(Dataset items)
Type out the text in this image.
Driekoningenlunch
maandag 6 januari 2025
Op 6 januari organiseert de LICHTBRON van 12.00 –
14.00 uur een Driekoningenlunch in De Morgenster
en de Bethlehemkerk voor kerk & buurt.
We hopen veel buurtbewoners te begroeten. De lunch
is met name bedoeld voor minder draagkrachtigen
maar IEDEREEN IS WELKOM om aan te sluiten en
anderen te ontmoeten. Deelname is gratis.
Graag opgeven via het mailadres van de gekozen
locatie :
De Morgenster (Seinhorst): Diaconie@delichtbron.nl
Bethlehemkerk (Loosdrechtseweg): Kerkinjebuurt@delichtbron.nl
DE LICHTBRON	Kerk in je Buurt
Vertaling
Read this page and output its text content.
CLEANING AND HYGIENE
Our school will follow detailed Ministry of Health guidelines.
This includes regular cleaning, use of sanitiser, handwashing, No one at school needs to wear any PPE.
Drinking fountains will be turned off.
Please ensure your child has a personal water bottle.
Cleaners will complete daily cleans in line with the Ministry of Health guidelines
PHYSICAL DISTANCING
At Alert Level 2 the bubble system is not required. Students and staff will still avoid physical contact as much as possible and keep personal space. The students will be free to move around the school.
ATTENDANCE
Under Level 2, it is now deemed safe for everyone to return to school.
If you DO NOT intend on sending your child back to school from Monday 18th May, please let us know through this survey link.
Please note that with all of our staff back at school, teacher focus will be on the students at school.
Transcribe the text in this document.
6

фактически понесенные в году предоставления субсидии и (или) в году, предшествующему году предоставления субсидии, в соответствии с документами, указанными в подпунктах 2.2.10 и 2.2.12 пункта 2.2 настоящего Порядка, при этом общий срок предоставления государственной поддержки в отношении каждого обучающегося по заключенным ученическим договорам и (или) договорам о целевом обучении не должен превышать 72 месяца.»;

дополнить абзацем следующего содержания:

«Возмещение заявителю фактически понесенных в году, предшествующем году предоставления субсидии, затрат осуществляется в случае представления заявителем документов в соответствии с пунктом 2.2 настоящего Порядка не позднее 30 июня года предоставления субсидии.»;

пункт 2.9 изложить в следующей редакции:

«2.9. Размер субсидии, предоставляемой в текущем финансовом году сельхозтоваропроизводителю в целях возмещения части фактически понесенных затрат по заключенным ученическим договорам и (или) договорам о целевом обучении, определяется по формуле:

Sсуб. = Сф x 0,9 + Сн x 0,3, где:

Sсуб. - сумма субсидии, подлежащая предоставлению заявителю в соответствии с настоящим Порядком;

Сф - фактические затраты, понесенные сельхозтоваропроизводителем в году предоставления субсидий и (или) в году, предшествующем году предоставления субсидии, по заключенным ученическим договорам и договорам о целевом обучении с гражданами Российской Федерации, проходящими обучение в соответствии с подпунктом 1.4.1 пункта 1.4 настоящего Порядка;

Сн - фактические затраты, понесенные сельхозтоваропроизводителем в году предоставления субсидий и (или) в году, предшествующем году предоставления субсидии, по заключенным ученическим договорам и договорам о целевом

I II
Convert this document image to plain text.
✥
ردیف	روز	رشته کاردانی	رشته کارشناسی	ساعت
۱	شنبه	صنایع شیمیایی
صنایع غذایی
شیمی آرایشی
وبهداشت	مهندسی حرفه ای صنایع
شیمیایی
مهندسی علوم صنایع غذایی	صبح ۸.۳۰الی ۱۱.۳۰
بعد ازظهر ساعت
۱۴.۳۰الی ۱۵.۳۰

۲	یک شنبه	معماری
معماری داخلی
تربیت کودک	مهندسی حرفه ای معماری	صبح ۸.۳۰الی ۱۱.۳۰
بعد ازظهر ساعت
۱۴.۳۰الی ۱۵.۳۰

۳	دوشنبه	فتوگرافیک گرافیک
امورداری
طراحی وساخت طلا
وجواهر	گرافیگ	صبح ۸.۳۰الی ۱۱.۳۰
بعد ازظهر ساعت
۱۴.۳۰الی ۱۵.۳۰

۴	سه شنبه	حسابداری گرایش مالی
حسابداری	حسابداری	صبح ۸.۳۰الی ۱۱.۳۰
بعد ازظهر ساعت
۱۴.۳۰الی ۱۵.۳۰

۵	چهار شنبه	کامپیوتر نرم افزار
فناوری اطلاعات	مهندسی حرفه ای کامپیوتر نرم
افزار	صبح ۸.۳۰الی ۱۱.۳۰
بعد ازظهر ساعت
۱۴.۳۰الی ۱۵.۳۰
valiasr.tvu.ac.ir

* _WORK TO BE COMPLETED_: Return the listing above word for word.

* _TASK ANSWER_:
Type out the text in this image.
Driekoningenlunch
maandag 6 januari 2025
Op 6 januari organiseert de LICHTBRON van 12.00 –
14.00 uur een Driekoningenlunch in De Morgenster
en de Bethlehemkerk voor kerk & buurt.
We hopen veel buurtbewoners te begroeten. De lunch
is met name bedoeld voor minder draagkrachtigen
maar IEDEREEN IS WELKOM om aan te sluiten en
anderen te ontmoeten. Deelname is gratis.
Graag opgeven via het mailadres van de gekozen
locatie :
De Morgenster (Seinhorst): Diaconie@delichtbron.nl
Bethlehemkerk (Loosdrechtseweg): Kerkinjebuurt@delichtbron.nl
DE LICHTBRON	Kerk in je Buurt
Vertaling
Read this page and output its text content.
CLEANING AND HYGIENE
Our school will follow detailed Ministry of Health guidelines.
This includes regular cleaning, use of sanitiser, handwashing, No one at school needs to wear any PPE.
Drinking fountains will be turned off.
Please ensure your child has a personal water bottle.
Cleaners will complete daily cleans in line with the Ministry of Health guidelines
PHYSICAL DISTANCING
At Alert Level 2 the bubble system is not required. Students and staff will still avoid physical contact as much as possible and keep personal space. The students will be free to move around the school.
ATTENDANCE
Under Level 2, it is now deemed safe for everyone to return to school.
If you DO NOT intend on sending your child back to school from Monday 18th May, please let us know through this survey link.
Please note that with all of our staff back at school, teacher focus will be on the students at school.
Transcribe the text in this document.
6

фактически понесенные в году предоставления субсидии и (или) в году, предшествующему году предоставления субсидии, в соответствии с документами, указанными в подпунктах 2.2.10 и 2.2.12 пункта 2.2 настоящего Порядка, при этом общий срок предоставления государственной поддержки в отношении каждого обучающегося по заключенным ученическим договорам и (или) договорам о целевом обучении не должен превышать 72 месяца.»;

дополнить абзацем следующего содержания:

«Возмещение заявителю фактически понесенных в году, предшествующем году предоставления субсидии, затрат осуществляется в случае представления заявителем документов в соответствии с пунктом 2.2 настоящего Порядка не позднее 30 июня года предоставления субсидии.»;

пункт 2.9 изложить в следующей редакции:

«2.9. Размер субсидии, предоставляемой в текущем финансовом году сельхозтоваропроизводителю в целях возмещения части фактически понесенных затрат по заключенным ученическим договорам и (или) договорам о целевом обучении, определяется по формуле:

Sсуб. = Сф x 0,9 + Сн x 0,3, где:

Sсуб. - сумма субсидии, подлежащая предоставлению заявителю в соответствии с настоящим Порядком;

Сф - фактические затраты, понесенные сельхозтоваропроизводителем в году предоставления субсидий и (или) в году, предшествующем году предоставления субсидии, по заключенным ученическим договорам и договорам о целевом обучении с гражданами Российской Федерации, проходящими обучение в соответствии с подпунктом 1.4.1 пункта 1.4 настоящего Порядка;

Сн - фактические затраты, понесенные сельхозтоваропроизводителем в году предоставления субсидий и (или) в году, предшествующем году предоставления субсидии, по заключенным ученическим договорам и договорам о целевом

I II
Convert this document image to plain text.
✥
ردیف	روز	رشته کاردانی	رشته کارشناسی	ساعت
۱	شنبه	صنایع شیمیایی
صنایع غذایی
شیمی آرایشی
وبهداشت	مهندسی حرفه ای صنایع
شیمیایی
مهندسی علوم صنایع غذایی	صبح ۸.۳۰الی ۱۱.۳۰
بعد ازظهر ساعت
۱۴.۳۰الی ۱۵.۳۰

۲	یک شنبه	معماری
معماری داخلی
تربیت کودک	مهندسی حرفه ای معماری	صبح ۸.۳۰الی ۱۱.۳۰
بعد ازظهر ساعت
۱۴.۳۰الی ۱۵.۳۰

۳	دوشنبه	فتوگرافیک گرافیک
امورداری
طراحی وساخت طلا
وجواهر	گرافیگ	صبح ۸.۳۰الی ۱۱.۳۰
بعد ازظهر ساعت
۱۴.۳۰الی ۱۵.۳۰

۴	سه شنبه	حسابداری گرایش مالی
حسابداری	حسابداری	صبح ۸.۳۰الی ۱۱.۳۰
بعد ازظهر ساعت
۱۴.۳۰الی ۱۵.۳۰

۵	چهار شنبه	کامپیوتر نرم افزار
فناوری اطلاعات	مهندسی حرفه ای کامپیوتر نرم
افزار	صبح ۸.۳۰الی ۱۱.۳۰
بعد ازظهر ساعت
۱۴.۳۰الی ۱۵.۳۰
valiasr.tvu.ac.ir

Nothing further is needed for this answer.